━━━ RECORDS FOR THE EXERCISE ━━━

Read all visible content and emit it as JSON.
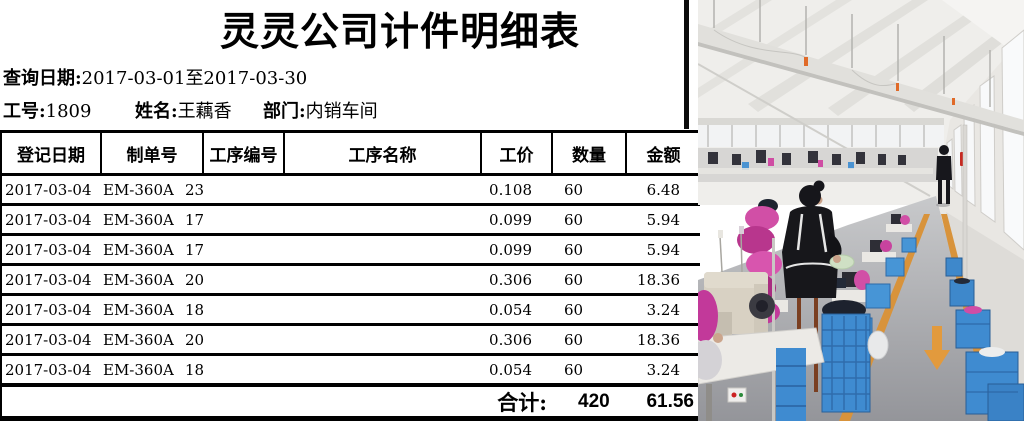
{
  "document": {
    "title": "灵灵公司计件明细表",
    "query": {
      "label": "查询日期:",
      "value": "2017-03-01至2017-03-30"
    },
    "worker": {
      "id_label": "工号:",
      "id_value": "1809",
      "name_label": "姓名:",
      "name_value": "王藕香",
      "dept_label": "部门:",
      "dept_value": "内销车间"
    },
    "table": {
      "headers": [
        "登记日期",
        "制单号",
        "工序编号",
        "工序名称",
        "工价",
        "数量",
        "金额"
      ],
      "rows": [
        {
          "date": "2017-03-04",
          "order_no": "EM-360A",
          "process_no": "23",
          "process_name": "",
          "price": "0.108",
          "qty": "60",
          "amount": "6.48"
        },
        {
          "date": "2017-03-04",
          "order_no": "EM-360A",
          "process_no": "17",
          "process_name": "",
          "price": "0.099",
          "qty": "60",
          "amount": "5.94"
        },
        {
          "date": "2017-03-04",
          "order_no": "EM-360A",
          "process_no": "17",
          "process_name": "",
          "price": "0.099",
          "qty": "60",
          "amount": "5.94"
        },
        {
          "date": "2017-03-04",
          "order_no": "EM-360A",
          "process_no": "20",
          "process_name": "",
          "price": "0.306",
          "qty": "60",
          "amount": "18.36"
        },
        {
          "date": "2017-03-04",
          "order_no": "EM-360A",
          "process_no": "18",
          "process_name": "",
          "price": "0.054",
          "qty": "60",
          "amount": "3.24"
        },
        {
          "date": "2017-03-04",
          "order_no": "EM-360A",
          "process_no": "20",
          "process_name": "",
          "price": "0.306",
          "qty": "60",
          "amount": "18.36"
        },
        {
          "date": "2017-03-04",
          "order_no": "EM-360A",
          "process_no": "18",
          "process_name": "",
          "price": "0.054",
          "qty": "60",
          "amount": "3.24"
        }
      ],
      "total": {
        "label": "合计:",
        "qty": "420",
        "amount": "61.56"
      }
    }
  },
  "photo": {
    "alt": "Garment factory workshop photo: rows of sewing stations with workers and pink fabric bundles, blue plastic crates beside a gray aisle with orange floor markings and a down arrow, bright windows along the right wall",
    "colors": {
      "crate_blue": "#3f8bd0",
      "fabric_pink": "#c8439e",
      "floor_gray": "#97989c",
      "marking_orange": "#d8933b"
    }
  }
}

━━━

INSTRUCTIONS FOR THE TASK
Images in the data above are to be skipped. Retype all other material exactly.

RESPONSE TO THIS EXERCISE
Read all visible content and emit it as JSON.
{
  "document": {
    "title": "灵灵公司计件明细表",
    "query": {
      "label": "查询日期:",
      "value": "2017-03-01至2017-03-30"
    },
    "worker": {
      "id_label": "工号:",
      "id_value": "1809",
      "name_label": "姓名:",
      "name_value": "王藕香",
      "dept_label": "部门:",
      "dept_value": "内销车间"
    },
    "table": {
      "headers": [
        "登记日期",
        "制单号",
        "工序编号",
        "工序名称",
        "工价",
        "数量",
        "金额"
      ],
      "rows": [
        {
          "date": "2017-03-04",
          "order_no": "EM-360A",
          "process_no": "23",
          "process_name": "",
          "price": "0.108",
          "qty": "60",
          "amount": "6.48"
        },
        {
          "date": "2017-03-04",
          "order_no": "EM-360A",
          "process_no": "17",
          "process_name": "",
          "price": "0.099",
          "qty": "60",
          "amount": "5.94"
        },
        {
          "date": "2017-03-04",
          "order_no": "EM-360A",
          "process_no": "17",
          "process_name": "",
          "price": "0.099",
          "qty": "60",
          "amount": "5.94"
        },
        {
          "date": "2017-03-04",
          "order_no": "EM-360A",
          "process_no": "20",
          "process_name": "",
          "price": "0.306",
          "qty": "60",
          "amount": "18.36"
        },
        {
          "date": "2017-03-04",
          "order_no": "EM-360A",
          "process_no": "18",
          "process_name": "",
          "price": "0.054",
          "qty": "60",
          "amount": "3.24"
        },
        {
          "date": "2017-03-04",
          "order_no": "EM-360A",
          "process_no": "20",
          "process_name": "",
          "price": "0.306",
          "qty": "60",
          "amount": "18.36"
        },
        {
          "date": "2017-03-04",
          "order_no": "EM-360A",
          "process_no": "18",
          "process_name": "",
          "price": "0.054",
          "qty": "60",
          "amount": "3.24"
        }
      ],
      "total": {
        "label": "合计:",
        "qty": "420",
        "amount": "61.56"
      }
    }
  },
  "photo": {
    "alt": "Garment factory workshop photo: rows of sewing stations with workers and pink fabric bundles, blue plastic crates beside a gray aisle with orange floor markings and a down arrow, bright windows along the right wall",
    "colors": {
      "crate_blue": "#3f8bd0",
      "fabric_pink": "#c8439e",
      "floor_gray": "#97989c",
      "marking_orange": "#d8933b"
    }
  }
}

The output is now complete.